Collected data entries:
================================
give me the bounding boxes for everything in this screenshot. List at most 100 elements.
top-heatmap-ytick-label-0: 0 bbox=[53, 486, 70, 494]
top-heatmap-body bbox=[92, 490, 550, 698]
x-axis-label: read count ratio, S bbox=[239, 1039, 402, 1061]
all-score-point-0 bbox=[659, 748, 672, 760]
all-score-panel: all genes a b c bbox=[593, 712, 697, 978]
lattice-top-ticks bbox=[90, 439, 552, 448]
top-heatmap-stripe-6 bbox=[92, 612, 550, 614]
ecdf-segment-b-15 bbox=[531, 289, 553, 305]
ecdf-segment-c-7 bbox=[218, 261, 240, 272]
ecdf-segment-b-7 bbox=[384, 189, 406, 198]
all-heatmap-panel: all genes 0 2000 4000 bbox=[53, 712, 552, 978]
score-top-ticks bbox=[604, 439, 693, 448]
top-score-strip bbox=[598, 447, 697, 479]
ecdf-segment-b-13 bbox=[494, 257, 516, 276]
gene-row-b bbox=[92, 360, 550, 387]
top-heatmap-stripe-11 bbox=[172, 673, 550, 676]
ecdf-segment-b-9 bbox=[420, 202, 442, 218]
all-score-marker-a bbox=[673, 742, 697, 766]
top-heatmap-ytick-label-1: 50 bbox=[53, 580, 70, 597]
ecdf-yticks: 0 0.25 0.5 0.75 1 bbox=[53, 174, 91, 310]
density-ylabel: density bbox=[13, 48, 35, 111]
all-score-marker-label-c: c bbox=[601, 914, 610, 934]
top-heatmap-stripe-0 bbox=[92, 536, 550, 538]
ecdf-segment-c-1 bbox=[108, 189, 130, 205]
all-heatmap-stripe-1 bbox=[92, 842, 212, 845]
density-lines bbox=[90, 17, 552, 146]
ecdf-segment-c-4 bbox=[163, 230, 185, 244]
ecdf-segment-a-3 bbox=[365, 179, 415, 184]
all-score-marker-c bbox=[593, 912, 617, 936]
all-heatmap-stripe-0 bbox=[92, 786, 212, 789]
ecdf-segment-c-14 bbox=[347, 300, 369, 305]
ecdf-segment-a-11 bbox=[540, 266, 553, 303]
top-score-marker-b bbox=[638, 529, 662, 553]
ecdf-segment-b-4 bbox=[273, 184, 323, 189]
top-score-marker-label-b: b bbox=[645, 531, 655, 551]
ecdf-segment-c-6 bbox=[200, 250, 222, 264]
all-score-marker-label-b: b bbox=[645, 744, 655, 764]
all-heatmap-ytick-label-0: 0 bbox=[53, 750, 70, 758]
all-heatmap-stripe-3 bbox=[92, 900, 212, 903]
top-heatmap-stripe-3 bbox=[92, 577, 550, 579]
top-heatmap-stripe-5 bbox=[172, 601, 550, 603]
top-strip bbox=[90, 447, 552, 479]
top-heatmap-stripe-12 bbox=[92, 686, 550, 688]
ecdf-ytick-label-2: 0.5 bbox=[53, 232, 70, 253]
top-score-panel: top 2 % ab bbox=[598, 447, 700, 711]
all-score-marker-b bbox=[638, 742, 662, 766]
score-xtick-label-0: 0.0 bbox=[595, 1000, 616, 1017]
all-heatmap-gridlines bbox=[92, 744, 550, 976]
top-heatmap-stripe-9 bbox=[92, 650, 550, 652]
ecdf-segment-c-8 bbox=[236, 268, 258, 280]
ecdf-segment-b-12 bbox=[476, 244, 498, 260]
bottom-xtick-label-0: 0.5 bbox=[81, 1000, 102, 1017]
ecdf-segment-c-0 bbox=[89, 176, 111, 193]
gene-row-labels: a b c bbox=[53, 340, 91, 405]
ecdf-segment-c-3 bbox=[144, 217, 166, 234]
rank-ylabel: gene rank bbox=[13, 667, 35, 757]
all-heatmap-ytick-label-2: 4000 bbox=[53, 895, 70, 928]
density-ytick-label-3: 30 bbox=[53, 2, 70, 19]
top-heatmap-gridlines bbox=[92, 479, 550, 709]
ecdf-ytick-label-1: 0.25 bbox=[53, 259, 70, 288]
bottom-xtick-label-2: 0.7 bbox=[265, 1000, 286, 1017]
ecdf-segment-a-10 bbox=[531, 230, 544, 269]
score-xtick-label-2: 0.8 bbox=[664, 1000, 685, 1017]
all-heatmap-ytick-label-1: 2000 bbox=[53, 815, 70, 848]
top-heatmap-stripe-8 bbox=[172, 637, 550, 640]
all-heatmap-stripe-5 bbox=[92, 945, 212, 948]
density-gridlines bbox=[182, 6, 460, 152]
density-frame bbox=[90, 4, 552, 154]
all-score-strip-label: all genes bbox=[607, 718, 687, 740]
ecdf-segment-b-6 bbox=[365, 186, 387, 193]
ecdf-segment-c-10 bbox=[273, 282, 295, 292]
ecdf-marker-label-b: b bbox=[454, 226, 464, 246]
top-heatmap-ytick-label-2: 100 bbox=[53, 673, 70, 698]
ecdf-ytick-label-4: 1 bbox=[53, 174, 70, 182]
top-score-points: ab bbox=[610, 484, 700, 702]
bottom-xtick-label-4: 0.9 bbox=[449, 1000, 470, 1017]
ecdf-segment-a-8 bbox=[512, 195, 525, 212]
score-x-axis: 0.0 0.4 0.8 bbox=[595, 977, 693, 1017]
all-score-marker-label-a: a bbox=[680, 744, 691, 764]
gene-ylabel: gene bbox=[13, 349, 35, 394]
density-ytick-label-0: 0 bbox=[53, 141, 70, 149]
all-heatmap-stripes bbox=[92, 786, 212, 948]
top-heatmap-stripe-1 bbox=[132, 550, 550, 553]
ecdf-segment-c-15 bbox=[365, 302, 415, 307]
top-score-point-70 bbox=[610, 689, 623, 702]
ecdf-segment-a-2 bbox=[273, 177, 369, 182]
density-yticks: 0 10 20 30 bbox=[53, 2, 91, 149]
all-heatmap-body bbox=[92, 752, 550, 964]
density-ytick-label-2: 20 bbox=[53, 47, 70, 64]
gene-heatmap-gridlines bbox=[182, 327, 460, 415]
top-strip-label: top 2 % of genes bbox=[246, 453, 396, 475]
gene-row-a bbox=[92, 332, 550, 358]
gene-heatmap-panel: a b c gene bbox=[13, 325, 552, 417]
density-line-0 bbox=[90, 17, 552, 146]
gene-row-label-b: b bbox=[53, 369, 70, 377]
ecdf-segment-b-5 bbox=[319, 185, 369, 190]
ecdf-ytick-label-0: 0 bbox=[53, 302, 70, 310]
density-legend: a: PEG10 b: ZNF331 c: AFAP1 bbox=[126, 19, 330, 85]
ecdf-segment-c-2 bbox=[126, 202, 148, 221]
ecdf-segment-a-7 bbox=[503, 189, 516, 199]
================================
WORK INSTRUCTION: Every entry, from top to bottom, should be repeated word for word.

FINISHED EXERCISE:
give me the bounding boxes for everything in this screenshot. List at most 100 elements.
top-heatmap-ytick-label-0: 0 bbox=[53, 486, 70, 494]
top-heatmap-body bbox=[92, 490, 550, 698]
x-axis-label: read count ratio, S bbox=[239, 1039, 402, 1061]
all-score-point-0 bbox=[659, 748, 672, 760]
all-score-panel: all genes a b c bbox=[593, 712, 697, 978]
lattice-top-ticks bbox=[90, 439, 552, 448]
top-heatmap-stripe-6 bbox=[92, 612, 550, 614]
ecdf-segment-b-15 bbox=[531, 289, 553, 305]
ecdf-segment-c-7 bbox=[218, 261, 240, 272]
ecdf-segment-b-7 bbox=[384, 189, 406, 198]
all-heatmap-panel: all genes 0 2000 4000 bbox=[53, 712, 552, 978]
score-top-ticks bbox=[604, 439, 693, 448]
top-score-strip bbox=[598, 447, 697, 479]
ecdf-segment-b-13 bbox=[494, 257, 516, 276]
gene-row-b bbox=[92, 360, 550, 387]
top-heatmap-stripe-11 bbox=[172, 673, 550, 676]
ecdf-segment-b-9 bbox=[420, 202, 442, 218]
all-score-marker-a bbox=[673, 742, 697, 766]
top-heatmap-ytick-label-1: 50 bbox=[53, 580, 70, 597]
ecdf-yticks: 0 0.25 0.5 0.75 1 bbox=[53, 174, 91, 310]
density-ylabel: density bbox=[13, 48, 35, 111]
all-score-marker-label-c: c bbox=[601, 914, 610, 934]
top-heatmap-stripe-0 bbox=[92, 536, 550, 538]
ecdf-segment-c-1 bbox=[108, 189, 130, 205]
all-heatmap-stripe-1 bbox=[92, 842, 212, 845]
density-lines bbox=[90, 17, 552, 146]
ecdf-segment-c-4 bbox=[163, 230, 185, 244]
ecdf-segment-a-3 bbox=[365, 179, 415, 184]
all-score-marker-c bbox=[593, 912, 617, 936]
all-heatmap-stripe-0 bbox=[92, 786, 212, 789]
ecdf-segment-c-14 bbox=[347, 300, 369, 305]
ecdf-segment-a-11 bbox=[540, 266, 553, 303]
top-score-marker-b bbox=[638, 529, 662, 553]
ecdf-segment-b-4 bbox=[273, 184, 323, 189]
top-score-marker-label-b: b bbox=[645, 531, 655, 551]
ecdf-segment-c-6 bbox=[200, 250, 222, 264]
all-score-marker-label-b: b bbox=[645, 744, 655, 764]
all-heatmap-ytick-label-0: 0 bbox=[53, 750, 70, 758]
all-heatmap-stripe-3 bbox=[92, 900, 212, 903]
top-heatmap-stripe-3 bbox=[92, 577, 550, 579]
top-heatmap-stripe-5 bbox=[172, 601, 550, 603]
top-strip bbox=[90, 447, 552, 479]
top-heatmap-stripe-12 bbox=[92, 686, 550, 688]
ecdf-ytick-label-2: 0.5 bbox=[53, 232, 70, 253]
top-score-panel: top 2 % ab bbox=[598, 447, 700, 711]
all-score-marker-b bbox=[638, 742, 662, 766]
score-xtick-label-0: 0.0 bbox=[595, 1000, 616, 1017]
all-heatmap-gridlines bbox=[92, 744, 550, 976]
top-heatmap-stripe-9 bbox=[92, 650, 550, 652]
ecdf-segment-c-8 bbox=[236, 268, 258, 280]
ecdf-segment-b-12 bbox=[476, 244, 498, 260]
bottom-xtick-label-0: 0.5 bbox=[81, 1000, 102, 1017]
ecdf-segment-c-0 bbox=[89, 176, 111, 193]
gene-row-labels: a b c bbox=[53, 340, 91, 405]
ecdf-segment-c-3 bbox=[144, 217, 166, 234]
rank-ylabel: gene rank bbox=[13, 667, 35, 757]
all-heatmap-ytick-label-2: 4000 bbox=[53, 895, 70, 928]
density-ytick-label-3: 30 bbox=[53, 2, 70, 19]
top-heatmap-gridlines bbox=[92, 479, 550, 709]
ecdf-ytick-label-1: 0.25 bbox=[53, 259, 70, 288]
bottom-xtick-label-2: 0.7 bbox=[265, 1000, 286, 1017]
ecdf-segment-a-10 bbox=[531, 230, 544, 269]
score-xtick-label-2: 0.8 bbox=[664, 1000, 685, 1017]
all-heatmap-ytick-label-1: 2000 bbox=[53, 815, 70, 848]
top-heatmap-stripe-8 bbox=[172, 637, 550, 640]
all-heatmap-stripe-5 bbox=[92, 945, 212, 948]
density-gridlines bbox=[182, 6, 460, 152]
density-frame bbox=[90, 4, 552, 154]
all-score-strip-label: all genes bbox=[607, 718, 687, 740]
ecdf-segment-b-6 bbox=[365, 186, 387, 193]
ecdf-segment-c-10 bbox=[273, 282, 295, 292]
ecdf-marker-label-b: b bbox=[454, 226, 464, 246]
top-heatmap-ytick-label-2: 100 bbox=[53, 673, 70, 698]
ecdf-ytick-label-4: 1 bbox=[53, 174, 70, 182]
top-score-points: ab bbox=[610, 484, 700, 702]
bottom-xtick-label-4: 0.9 bbox=[449, 1000, 470, 1017]
ecdf-segment-a-8 bbox=[512, 195, 525, 212]
score-x-axis: 0.0 0.4 0.8 bbox=[595, 977, 693, 1017]
all-score-marker-label-a: a bbox=[680, 744, 691, 764]
gene-ylabel: gene bbox=[13, 349, 35, 394]
density-ytick-label-0: 0 bbox=[53, 141, 70, 149]
all-heatmap-stripes bbox=[92, 786, 212, 948]
top-heatmap-stripe-1 bbox=[132, 550, 550, 553]
ecdf-segment-c-15 bbox=[365, 302, 415, 307]
top-score-point-70 bbox=[610, 689, 623, 702]
ecdf-segment-a-2 bbox=[273, 177, 369, 182]
density-yticks: 0 10 20 30 bbox=[53, 2, 91, 149]
all-heatmap-body bbox=[92, 752, 550, 964]
density-ytick-label-2: 20 bbox=[53, 47, 70, 64]
gene-heatmap-gridlines bbox=[182, 327, 460, 415]
top-strip-label: top 2 % of genes bbox=[246, 453, 396, 475]
gene-row-a bbox=[92, 332, 550, 358]
gene-heatmap-panel: a b c gene bbox=[13, 325, 552, 417]
density-line-0 bbox=[90, 17, 552, 146]
gene-row-label-b: b bbox=[53, 369, 70, 377]
ecdf-segment-b-5 bbox=[319, 185, 369, 190]
ecdf-ytick-label-0: 0 bbox=[53, 302, 70, 310]
density-legend: a: PEG10 b: ZNF331 c: AFAP1 bbox=[126, 19, 330, 85]
ecdf-segment-c-2 bbox=[126, 202, 148, 221]
ecdf-segment-a-7 bbox=[503, 189, 516, 199]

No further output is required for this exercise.